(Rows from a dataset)
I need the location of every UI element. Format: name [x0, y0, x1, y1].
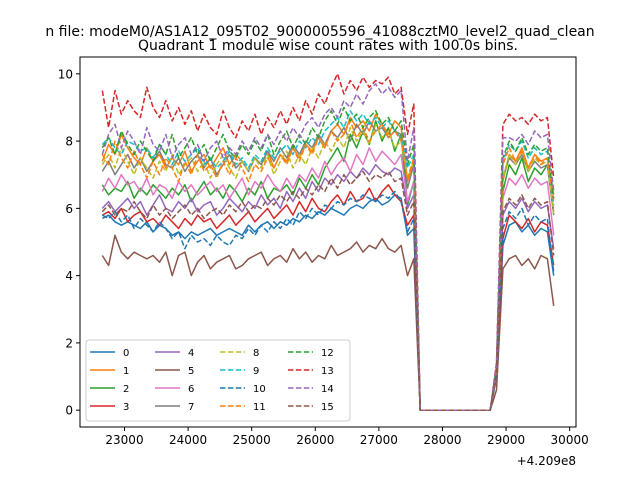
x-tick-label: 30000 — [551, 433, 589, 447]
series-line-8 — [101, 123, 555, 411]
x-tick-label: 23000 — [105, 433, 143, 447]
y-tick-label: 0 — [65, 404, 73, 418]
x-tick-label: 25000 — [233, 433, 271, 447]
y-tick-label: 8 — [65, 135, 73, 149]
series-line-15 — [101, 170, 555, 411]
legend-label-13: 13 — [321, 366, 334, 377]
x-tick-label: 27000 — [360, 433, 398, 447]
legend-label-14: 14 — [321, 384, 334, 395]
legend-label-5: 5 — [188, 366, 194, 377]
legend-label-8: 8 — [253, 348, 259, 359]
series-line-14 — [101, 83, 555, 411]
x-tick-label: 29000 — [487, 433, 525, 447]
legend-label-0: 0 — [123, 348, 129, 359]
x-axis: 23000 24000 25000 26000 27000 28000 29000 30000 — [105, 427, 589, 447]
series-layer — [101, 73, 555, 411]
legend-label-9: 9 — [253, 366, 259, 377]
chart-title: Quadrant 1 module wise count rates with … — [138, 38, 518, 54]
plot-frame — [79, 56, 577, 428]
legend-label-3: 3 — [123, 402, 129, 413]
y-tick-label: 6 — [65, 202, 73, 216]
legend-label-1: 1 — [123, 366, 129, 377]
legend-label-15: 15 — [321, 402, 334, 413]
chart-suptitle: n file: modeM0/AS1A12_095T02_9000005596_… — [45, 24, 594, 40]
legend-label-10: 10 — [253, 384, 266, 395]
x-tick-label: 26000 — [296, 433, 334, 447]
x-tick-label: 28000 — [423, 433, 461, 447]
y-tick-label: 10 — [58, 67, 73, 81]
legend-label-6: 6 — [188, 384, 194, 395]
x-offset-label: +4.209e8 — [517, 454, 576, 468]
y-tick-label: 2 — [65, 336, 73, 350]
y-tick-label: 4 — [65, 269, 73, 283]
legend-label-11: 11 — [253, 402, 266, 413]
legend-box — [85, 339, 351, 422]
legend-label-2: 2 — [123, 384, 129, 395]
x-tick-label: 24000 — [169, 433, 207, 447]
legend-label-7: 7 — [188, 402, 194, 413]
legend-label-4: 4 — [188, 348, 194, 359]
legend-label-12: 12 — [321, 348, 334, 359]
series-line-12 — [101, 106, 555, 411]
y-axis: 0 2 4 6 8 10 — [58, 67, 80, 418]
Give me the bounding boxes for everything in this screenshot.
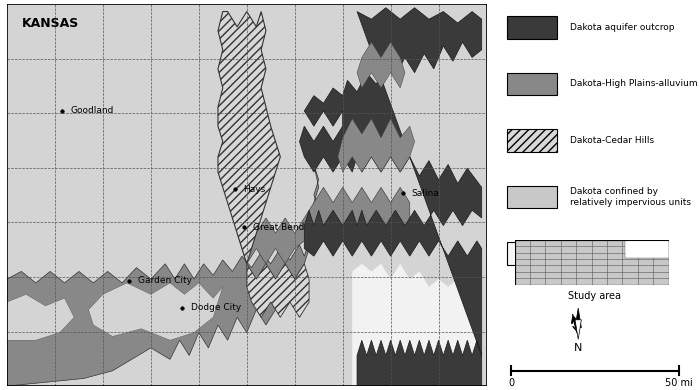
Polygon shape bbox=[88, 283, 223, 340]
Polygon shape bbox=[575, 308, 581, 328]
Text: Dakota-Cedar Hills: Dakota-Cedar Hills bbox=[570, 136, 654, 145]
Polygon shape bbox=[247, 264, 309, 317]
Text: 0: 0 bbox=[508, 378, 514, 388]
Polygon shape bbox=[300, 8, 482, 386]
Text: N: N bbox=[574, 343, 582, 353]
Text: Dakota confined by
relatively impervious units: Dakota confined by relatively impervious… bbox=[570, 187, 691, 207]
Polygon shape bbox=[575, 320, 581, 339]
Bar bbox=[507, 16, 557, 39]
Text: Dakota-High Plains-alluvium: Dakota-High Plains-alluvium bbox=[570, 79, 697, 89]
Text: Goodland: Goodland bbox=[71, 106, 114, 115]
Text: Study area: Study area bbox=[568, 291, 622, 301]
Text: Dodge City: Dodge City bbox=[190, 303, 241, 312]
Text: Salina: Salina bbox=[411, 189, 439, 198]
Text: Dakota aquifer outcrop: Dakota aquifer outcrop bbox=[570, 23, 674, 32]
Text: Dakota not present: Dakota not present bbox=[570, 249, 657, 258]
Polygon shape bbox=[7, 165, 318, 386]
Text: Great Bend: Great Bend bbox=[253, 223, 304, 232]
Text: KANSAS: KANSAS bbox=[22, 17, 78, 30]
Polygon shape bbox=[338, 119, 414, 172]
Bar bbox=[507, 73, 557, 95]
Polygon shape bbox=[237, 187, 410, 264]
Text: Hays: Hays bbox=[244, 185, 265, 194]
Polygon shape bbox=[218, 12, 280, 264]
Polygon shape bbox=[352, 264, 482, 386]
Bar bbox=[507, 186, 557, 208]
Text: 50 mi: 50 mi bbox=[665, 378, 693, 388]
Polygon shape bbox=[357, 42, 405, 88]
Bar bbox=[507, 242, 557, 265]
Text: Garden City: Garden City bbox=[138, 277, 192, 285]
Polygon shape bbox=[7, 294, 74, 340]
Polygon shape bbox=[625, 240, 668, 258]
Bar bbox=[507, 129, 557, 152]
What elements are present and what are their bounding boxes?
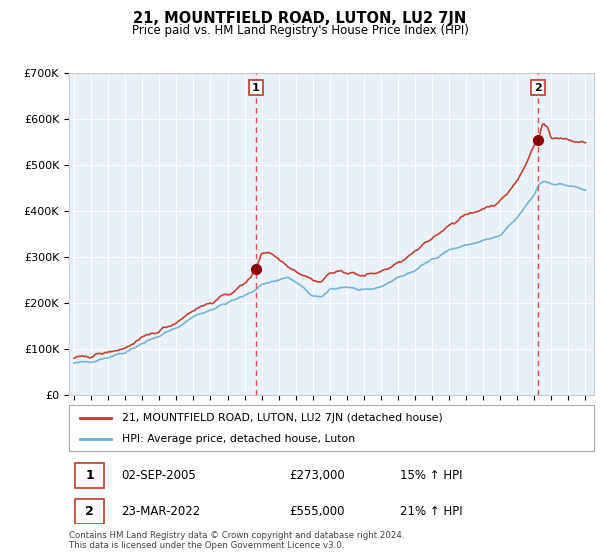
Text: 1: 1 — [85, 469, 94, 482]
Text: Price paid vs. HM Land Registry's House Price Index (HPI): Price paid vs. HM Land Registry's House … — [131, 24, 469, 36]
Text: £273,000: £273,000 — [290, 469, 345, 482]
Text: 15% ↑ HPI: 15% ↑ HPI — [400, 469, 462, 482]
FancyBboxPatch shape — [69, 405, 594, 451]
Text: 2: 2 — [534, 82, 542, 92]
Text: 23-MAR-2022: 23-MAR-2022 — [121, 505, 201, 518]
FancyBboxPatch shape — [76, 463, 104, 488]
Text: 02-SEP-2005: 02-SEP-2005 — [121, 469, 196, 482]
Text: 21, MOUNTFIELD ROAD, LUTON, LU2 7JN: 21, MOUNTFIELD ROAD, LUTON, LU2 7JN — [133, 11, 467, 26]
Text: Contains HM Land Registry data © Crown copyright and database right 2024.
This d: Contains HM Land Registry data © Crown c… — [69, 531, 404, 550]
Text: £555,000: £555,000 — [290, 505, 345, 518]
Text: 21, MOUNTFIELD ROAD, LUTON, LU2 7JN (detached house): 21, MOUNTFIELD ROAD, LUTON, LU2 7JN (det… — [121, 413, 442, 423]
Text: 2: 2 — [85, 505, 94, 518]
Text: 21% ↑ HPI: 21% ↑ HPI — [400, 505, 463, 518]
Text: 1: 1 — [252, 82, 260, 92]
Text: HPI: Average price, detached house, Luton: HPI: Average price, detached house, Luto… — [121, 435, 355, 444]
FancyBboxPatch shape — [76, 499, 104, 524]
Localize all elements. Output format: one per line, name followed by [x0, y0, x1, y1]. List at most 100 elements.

→ Problem description:
Switch "FancyBboxPatch" to "RoundedRect" in the part of the records that opens with the line containing "Text: 1: 1 — [85, 469, 94, 482]" and closes with the line containing "Text: £555,000: £555,000", then give those lines again with everything else unchanged.

→ Answer to the problem:
Text: 1: 1 — [85, 469, 94, 482]
Text: Price paid vs. HM Land Registry's House Price Index (HPI): Price paid vs. HM Land Registry's House … — [131, 24, 469, 36]
Text: £273,000: £273,000 — [290, 469, 345, 482]
Text: 15% ↑ HPI: 15% ↑ HPI — [400, 469, 462, 482]
RoundedRect shape — [69, 405, 594, 451]
Text: 2: 2 — [534, 82, 542, 92]
Text: 23-MAR-2022: 23-MAR-2022 — [121, 505, 201, 518]
RoundedRect shape — [76, 463, 104, 488]
Text: 02-SEP-2005: 02-SEP-2005 — [121, 469, 196, 482]
Text: 21, MOUNTFIELD ROAD, LUTON, LU2 7JN: 21, MOUNTFIELD ROAD, LUTON, LU2 7JN — [133, 11, 467, 26]
Text: Contains HM Land Registry data © Crown copyright and database right 2024.
This d: Contains HM Land Registry data © Crown c… — [69, 531, 404, 550]
Text: £555,000: £555,000 — [290, 505, 345, 518]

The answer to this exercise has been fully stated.